Lines of data:
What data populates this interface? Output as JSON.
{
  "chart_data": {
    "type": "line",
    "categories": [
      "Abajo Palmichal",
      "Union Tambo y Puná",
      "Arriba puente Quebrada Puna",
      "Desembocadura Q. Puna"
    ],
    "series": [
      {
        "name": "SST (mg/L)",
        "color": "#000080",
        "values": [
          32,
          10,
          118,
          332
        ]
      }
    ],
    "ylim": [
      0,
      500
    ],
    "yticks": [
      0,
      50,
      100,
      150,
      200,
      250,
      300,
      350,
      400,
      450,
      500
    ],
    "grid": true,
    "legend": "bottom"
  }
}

Exercise directions: Review the material and copy each line in which the word "Puna" appears.

Result of this exercise:
      "Arriba puente Quebrada Puna",
      "Desembocadura Q. Puna"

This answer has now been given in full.